• DATASET ROWS:
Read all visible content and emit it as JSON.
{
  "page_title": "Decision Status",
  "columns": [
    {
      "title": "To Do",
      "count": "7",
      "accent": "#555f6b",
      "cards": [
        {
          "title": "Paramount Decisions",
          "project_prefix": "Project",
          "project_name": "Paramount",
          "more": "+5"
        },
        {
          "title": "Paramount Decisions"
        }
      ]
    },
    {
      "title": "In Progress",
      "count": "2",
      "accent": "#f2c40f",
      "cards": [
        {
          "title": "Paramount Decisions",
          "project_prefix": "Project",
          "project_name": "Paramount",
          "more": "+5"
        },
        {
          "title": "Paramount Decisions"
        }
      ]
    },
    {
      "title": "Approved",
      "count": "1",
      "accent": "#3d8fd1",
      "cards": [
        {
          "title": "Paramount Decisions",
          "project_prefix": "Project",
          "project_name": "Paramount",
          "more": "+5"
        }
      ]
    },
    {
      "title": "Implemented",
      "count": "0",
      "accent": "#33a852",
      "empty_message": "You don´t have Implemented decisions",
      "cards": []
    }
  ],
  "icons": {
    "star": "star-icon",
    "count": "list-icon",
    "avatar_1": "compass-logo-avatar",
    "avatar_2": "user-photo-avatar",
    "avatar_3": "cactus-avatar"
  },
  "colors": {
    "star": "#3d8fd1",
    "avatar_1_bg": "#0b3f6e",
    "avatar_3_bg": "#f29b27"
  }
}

• WHAT IS NEEDED:
Search the entries for the word "accent" and pick out every line that holds it.

• EXERCISE OUTPUT:
      "accent": "#555f6b",
      "accent": "#f2c40f",
      "accent": "#3d8fd1",
      "accent": "#33a852",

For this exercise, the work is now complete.